### RECORD SET ###

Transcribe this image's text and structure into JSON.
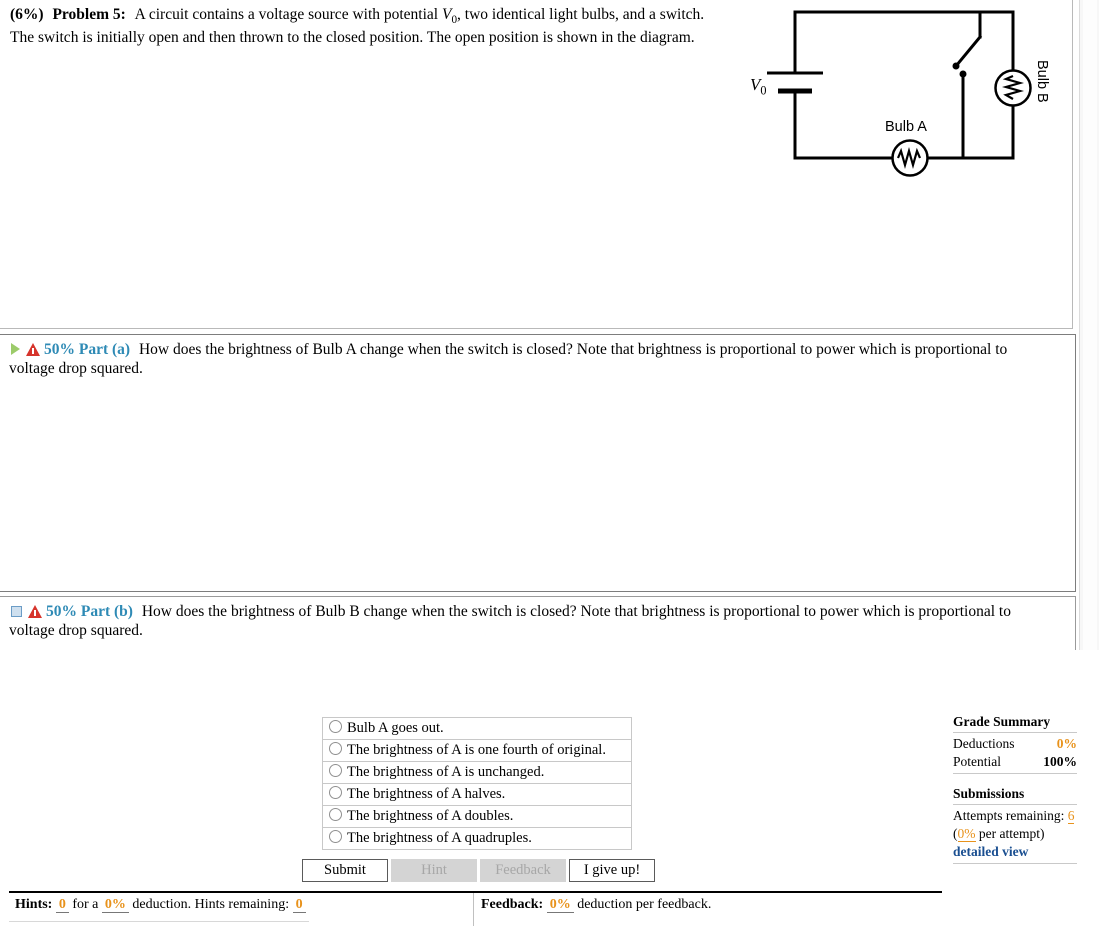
{
  "problem": {
    "weight": "(6%)",
    "label": "Problem 5:",
    "statement_part1": "A circuit contains a voltage source with potential ",
    "variable": "V",
    "variable_sub": "0",
    "statement_part2": ", two identical light bulbs, and a switch. The switch is initially open and then thrown to the closed position. The open position is shown in the diagram."
  },
  "circuit": {
    "source_label": "V",
    "source_label_sub": "0",
    "bulb_a_label": "Bulb A",
    "bulb_b_label": "Bulb B"
  },
  "part_a": {
    "toggle_icon": "triangle-right-icon",
    "warning_icon": "warning-triangle-icon",
    "percent": "50%",
    "title": "Part (a)",
    "text_line1": "How does the brightness of Bulb A change when the switch is closed? Note that brightness is proportional to power which is proportional to",
    "text_line2": "voltage drop squared.",
    "choices": [
      "Bulb A goes out.",
      "The brightness of A is one fourth of original.",
      "The brightness of A is unchanged.",
      "The brightness of A halves.",
      "The brightness of A doubles.",
      "The brightness of A quadruples."
    ],
    "buttons": [
      {
        "label": "Submit",
        "enabled": true
      },
      {
        "label": "Hint",
        "enabled": false
      },
      {
        "label": "Feedback",
        "enabled": false
      },
      {
        "label": "I give up!",
        "enabled": true
      }
    ]
  },
  "grade_summary": {
    "title": "Grade Summary",
    "rows": [
      {
        "label": "Deductions",
        "value": "0%"
      },
      {
        "label": "Potential",
        "value": "100%"
      }
    ],
    "submissions_title": "Submissions",
    "attempts_label": "Attempts remaining:",
    "attempts_value": "6",
    "per_attempt_open": "(",
    "per_attempt_value": "0%",
    "per_attempt_rest": " per attempt)",
    "detailed_view": "detailed view"
  },
  "hints_bar": {
    "hints_label": "Hints:",
    "hints_count": "0",
    "for_a": "for a",
    "hints_deduction": "0%",
    "deduction_text": "deduction. Hints remaining:",
    "hints_remaining": "0"
  },
  "feedback_bar": {
    "feedback_label": "Feedback:",
    "feedback_deduction": "0%",
    "feedback_text": "deduction per feedback."
  },
  "part_b": {
    "toggle_icon": "square-collapsed-icon",
    "warning_icon": "warning-triangle-icon",
    "percent": "50%",
    "title": "Part (b)",
    "text_line1": "How does the brightness of Bulb B change when the switch is closed? Note that brightness is proportional to power which is proportional to",
    "text_line2": "voltage drop squared."
  },
  "colors": {
    "accent_blue": "#2e8ab5",
    "orange": "#e8921b",
    "link_blue": "#1a4f91",
    "warning_red": "#d6342c",
    "toggle_green": "#9ccb6a"
  }
}
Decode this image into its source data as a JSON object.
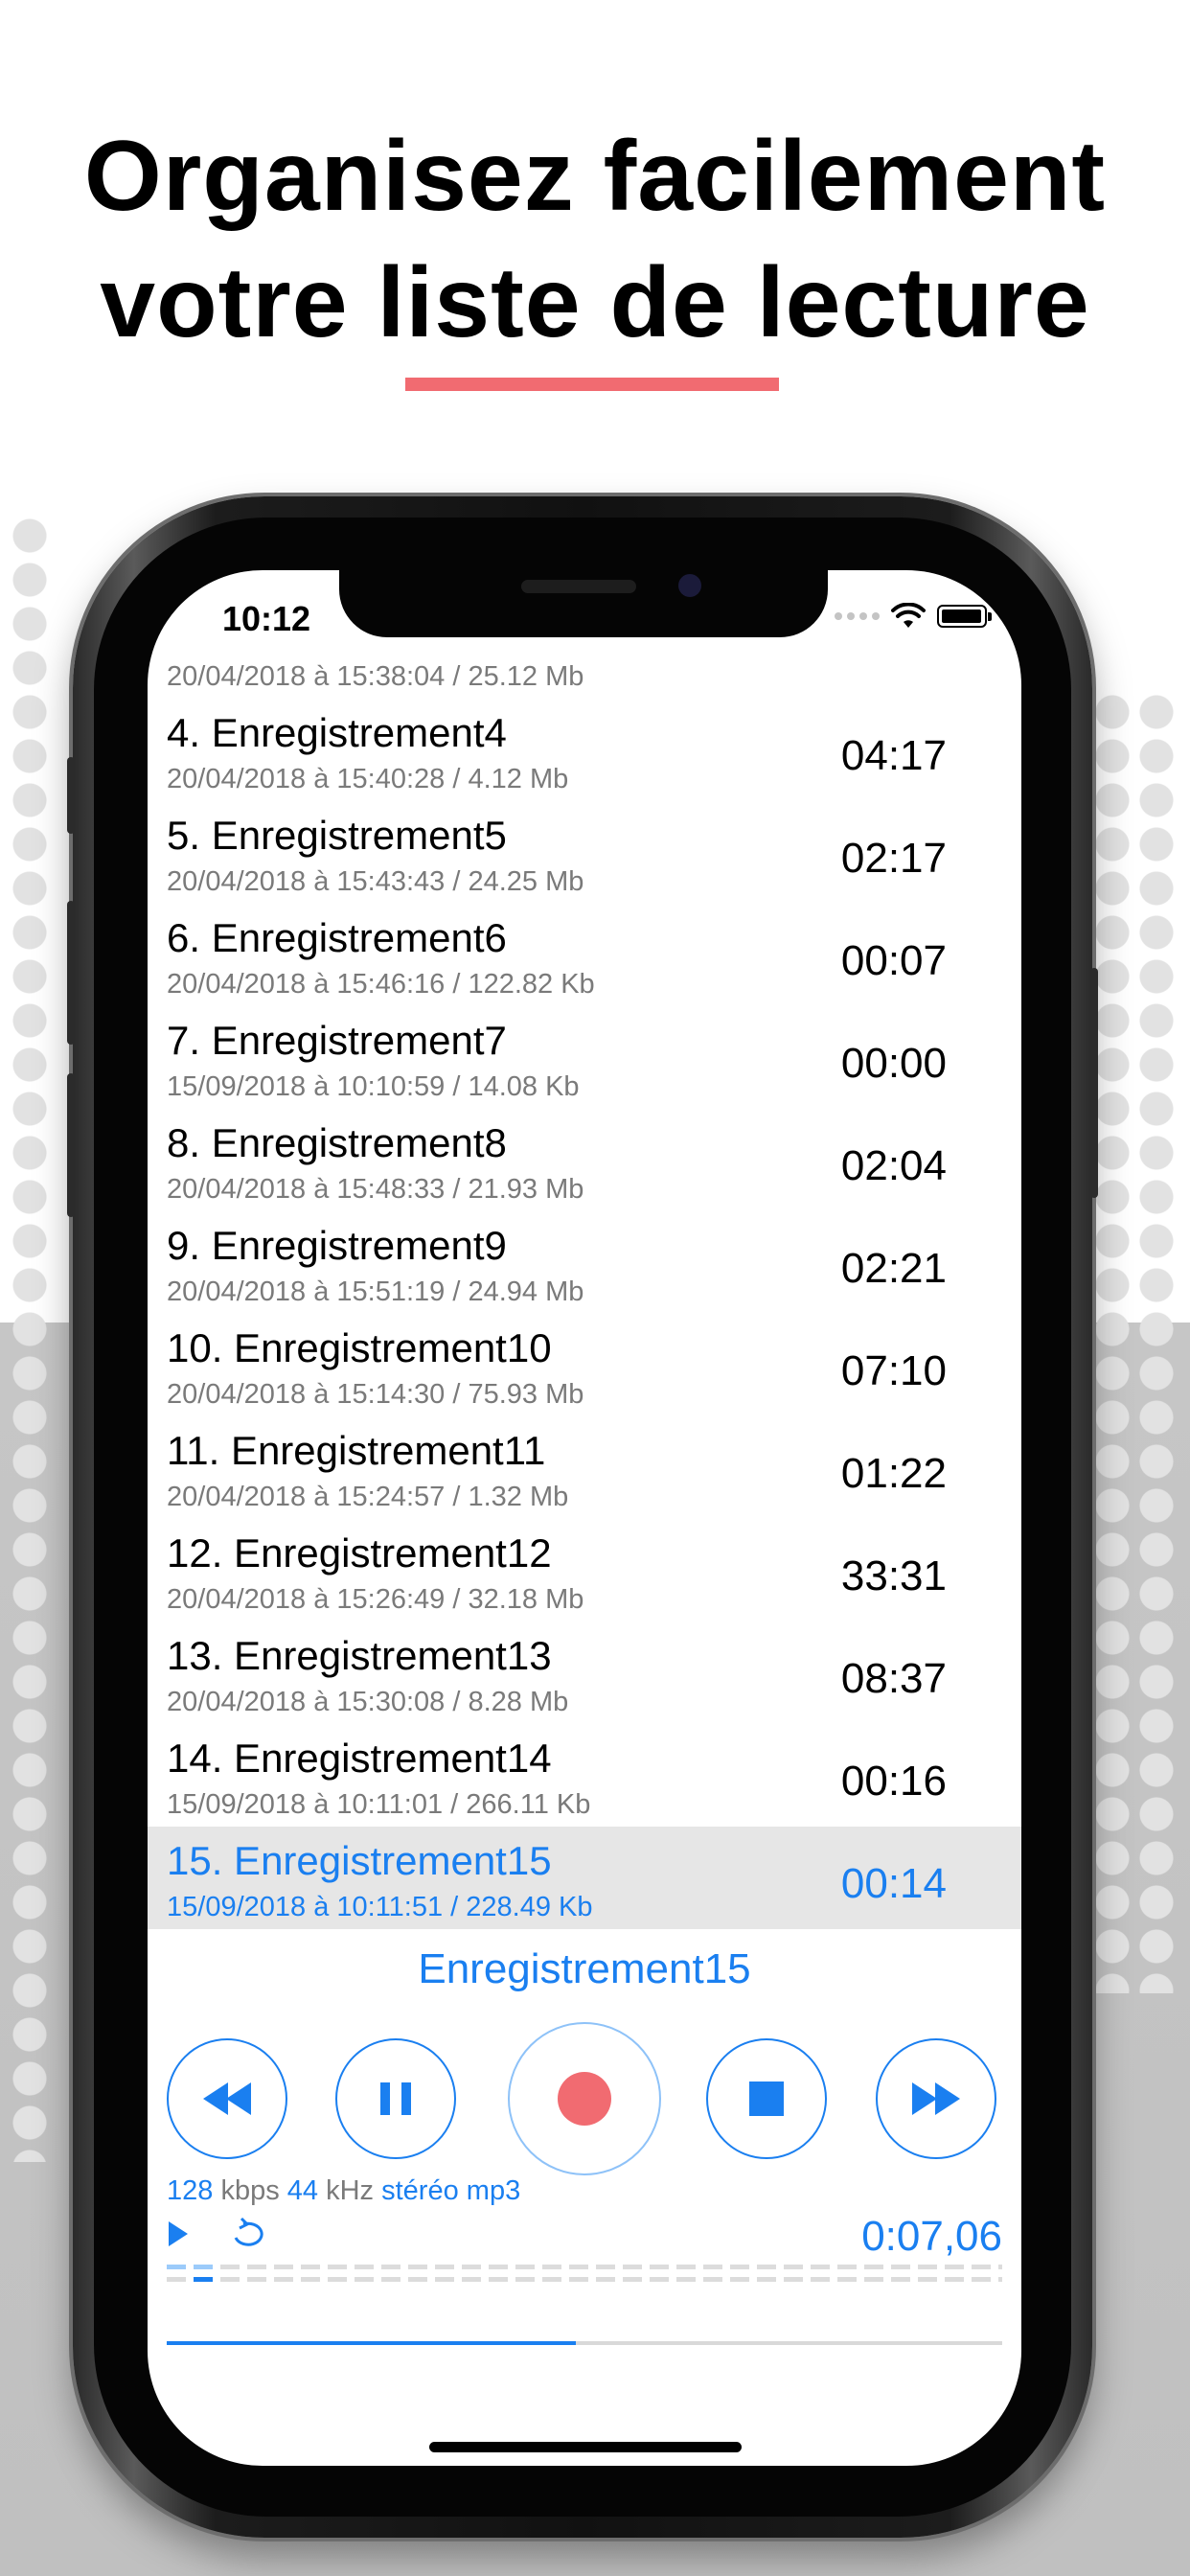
{
  "headline": {
    "line1": "Organisez facilement",
    "line2": "votre liste de lecture",
    "underline_color": "#f16b71"
  },
  "status_bar": {
    "time": "10:12",
    "icons": [
      "cellular-signal-icon",
      "wifi-icon",
      "battery-icon"
    ]
  },
  "recordings": {
    "partial_top_sub": "20/04/2018 à 15:38:04 / 25.12 Mb",
    "items": [
      {
        "title": "4. Enregistrement4",
        "sub": "20/04/2018 à 15:40:28 / 4.12 Mb",
        "duration": "04:17"
      },
      {
        "title": "5. Enregistrement5",
        "sub": "20/04/2018 à 15:43:43 / 24.25 Mb",
        "duration": "02:17"
      },
      {
        "title": "6. Enregistrement6",
        "sub": "20/04/2018 à 15:46:16 / 122.82 Kb",
        "duration": "00:07"
      },
      {
        "title": "7. Enregistrement7",
        "sub": "15/09/2018 à 10:10:59 / 14.08 Kb",
        "duration": "00:00"
      },
      {
        "title": "8. Enregistrement8",
        "sub": "20/04/2018 à 15:48:33 / 21.93 Mb",
        "duration": "02:04"
      },
      {
        "title": "9. Enregistrement9",
        "sub": "20/04/2018 à 15:51:19 / 24.94 Mb",
        "duration": "02:21"
      },
      {
        "title": "10. Enregistrement10",
        "sub": "20/04/2018 à 15:14:30 / 75.93 Mb",
        "duration": "07:10"
      },
      {
        "title": "11. Enregistrement11",
        "sub": "20/04/2018 à 15:24:57 / 1.32 Mb",
        "duration": "01:22"
      },
      {
        "title": "12. Enregistrement12",
        "sub": "20/04/2018 à 15:26:49 / 32.18 Mb",
        "duration": "33:31"
      },
      {
        "title": "13. Enregistrement13",
        "sub": "20/04/2018 à 15:30:08 / 8.28 Mb",
        "duration": "08:37"
      },
      {
        "title": "14. Enregistrement14",
        "sub": "15/09/2018 à 10:11:01 / 266.11 Kb",
        "duration": "00:16"
      },
      {
        "title": "15. Enregistrement15",
        "sub": "15/09/2018 à 10:11:51 / 228.49 Kb",
        "duration": "00:14",
        "selected": true
      }
    ]
  },
  "player": {
    "now_playing": "Enregistrement15",
    "controls": [
      "rewind-icon",
      "pause-icon",
      "record-icon",
      "stop-icon",
      "fast-forward-icon"
    ],
    "format": {
      "bitrate": "128",
      "bitrate_unit": "kbps",
      "sample_rate": "44",
      "sample_rate_unit": "kHz",
      "channels": "stéréo",
      "codec": "mp3"
    },
    "elapsed": "0:07,06",
    "progress_fraction": 0.49,
    "colors": {
      "accent": "#1a7ff0",
      "record": "#f16b71",
      "selected_row": "#e6e6e6"
    }
  }
}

###

Copy out each line word for word, please, skipping the images.

* _THE RESPONSE_
Transcribe this image's text and structure into JSON.
{
  "problem": {
    "weight": "(6%)",
    "label": "Problem 5:",
    "statement_part1": "A circuit contains a voltage source with potential ",
    "variable": "V",
    "variable_sub": "0",
    "statement_part2": ", two identical light bulbs, and a switch. The switch is initially open and then thrown to the closed position. The open position is shown in the diagram."
  },
  "circuit": {
    "source_label": "V",
    "source_label_sub": "0",
    "bulb_a_label": "Bulb A",
    "bulb_b_label": "Bulb B"
  },
  "part_a": {
    "toggle_icon": "triangle-right-icon",
    "warning_icon": "warning-triangle-icon",
    "percent": "50%",
    "title": "Part (a)",
    "text_line1": "How does the brightness of Bulb A change when the switch is closed? Note that brightness is proportional to power which is proportional to",
    "text_line2": "voltage drop squared.",
    "choices": [
      "Bulb A goes out.",
      "The brightness of A is one fourth of original.",
      "The brightness of A is unchanged.",
      "The brightness of A halves.",
      "The brightness of A doubles.",
      "The brightness of A quadruples."
    ],
    "buttons": [
      {
        "label": "Submit",
        "enabled": true
      },
      {
        "label": "Hint",
        "enabled": false
      },
      {
        "label": "Feedback",
        "enabled": false
      },
      {
        "label": "I give up!",
        "enabled": true
      }
    ]
  },
  "grade_summary": {
    "title": "Grade Summary",
    "rows": [
      {
        "label": "Deductions",
        "value": "0%"
      },
      {
        "label": "Potential",
        "value": "100%"
      }
    ],
    "submissions_title": "Submissions",
    "attempts_label": "Attempts remaining:",
    "attempts_value": "6",
    "per_attempt_open": "(",
    "per_attempt_value": "0%",
    "per_attempt_rest": " per attempt)",
    "detailed_view": "detailed view"
  },
  "hints_bar": {
    "hints_label": "Hints:",
    "hints_count": "0",
    "for_a": "for a",
    "hints_deduction": "0%",
    "deduction_text": "deduction. Hints remaining:",
    "hints_remaining": "0"
  },
  "feedback_bar": {
    "feedback_label": "Feedback:",
    "feedback_deduction": "0%",
    "feedback_text": "deduction per feedback."
  },
  "part_b": {
    "toggle_icon": "square-collapsed-icon",
    "warning_icon": "warning-triangle-icon",
    "percent": "50%",
    "title": "Part (b)",
    "text_line1": "How does the brightness of Bulb B change when the switch is closed? Note that brightness is proportional to power which is proportional to",
    "text_line2": "voltage drop squared."
  },
  "colors": {
    "accent_blue": "#2e8ab5",
    "orange": "#e8921b",
    "link_blue": "#1a4f91",
    "warning_red": "#d6342c",
    "toggle_green": "#9ccb6a"
  }
}
Decode this image into its source data as a JSON object.
{
  "headline": {
    "line1": "Organisez facilement",
    "line2": "votre liste de lecture",
    "underline_color": "#f16b71"
  },
  "status_bar": {
    "time": "10:12",
    "icons": [
      "cellular-signal-icon",
      "wifi-icon",
      "battery-icon"
    ]
  },
  "recordings": {
    "partial_top_sub": "20/04/2018 à 15:38:04 / 25.12 Mb",
    "items": [
      {
        "title": "4. Enregistrement4",
        "sub": "20/04/2018 à 15:40:28 / 4.12 Mb",
        "duration": "04:17"
      },
      {
        "title": "5. Enregistrement5",
        "sub": "20/04/2018 à 15:43:43 / 24.25 Mb",
        "duration": "02:17"
      },
      {
        "title": "6. Enregistrement6",
        "sub": "20/04/2018 à 15:46:16 / 122.82 Kb",
        "duration": "00:07"
      },
      {
        "title": "7. Enregistrement7",
        "sub": "15/09/2018 à 10:10:59 / 14.08 Kb",
        "duration": "00:00"
      },
      {
        "title": "8. Enregistrement8",
        "sub": "20/04/2018 à 15:48:33 / 21.93 Mb",
        "duration": "02:04"
      },
      {
        "title": "9. Enregistrement9",
        "sub": "20/04/2018 à 15:51:19 / 24.94 Mb",
        "duration": "02:21"
      },
      {
        "title": "10. Enregistrement10",
        "sub": "20/04/2018 à 15:14:30 / 75.93 Mb",
        "duration": "07:10"
      },
      {
        "title": "11. Enregistrement11",
        "sub": "20/04/2018 à 15:24:57 / 1.32 Mb",
        "duration": "01:22"
      },
      {
        "title": "12. Enregistrement12",
        "sub": "20/04/2018 à 15:26:49 / 32.18 Mb",
        "duration": "33:31"
      },
      {
        "title": "13. Enregistrement13",
        "sub": "20/04/2018 à 15:30:08 / 8.28 Mb",
        "duration": "08:37"
      },
      {
        "title": "14. Enregistrement14",
        "sub": "15/09/2018 à 10:11:01 / 266.11 Kb",
        "duration": "00:16"
      },
      {
        "title": "15. Enregistrement15",
        "sub": "15/09/2018 à 10:11:51 / 228.49 Kb",
        "duration": "00:14",
        "selected": true
      }
    ]
  },
  "player": {
    "now_playing": "Enregistrement15",
    "controls": [
      "rewind-icon",
      "pause-icon",
      "record-icon",
      "stop-icon",
      "fast-forward-icon"
    ],
    "format": {
      "bitrate": "128",
      "bitrate_unit": "kbps",
      "sample_rate": "44",
      "sample_rate_unit": "kHz",
      "channels": "stéréo",
      "codec": "mp3"
    },
    "elapsed": "0:07,06",
    "progress_fraction": 0.49,
    "colors": {
      "accent": "#1a7ff0",
      "record": "#f16b71",
      "selected_row": "#e6e6e6"
    }
  }
}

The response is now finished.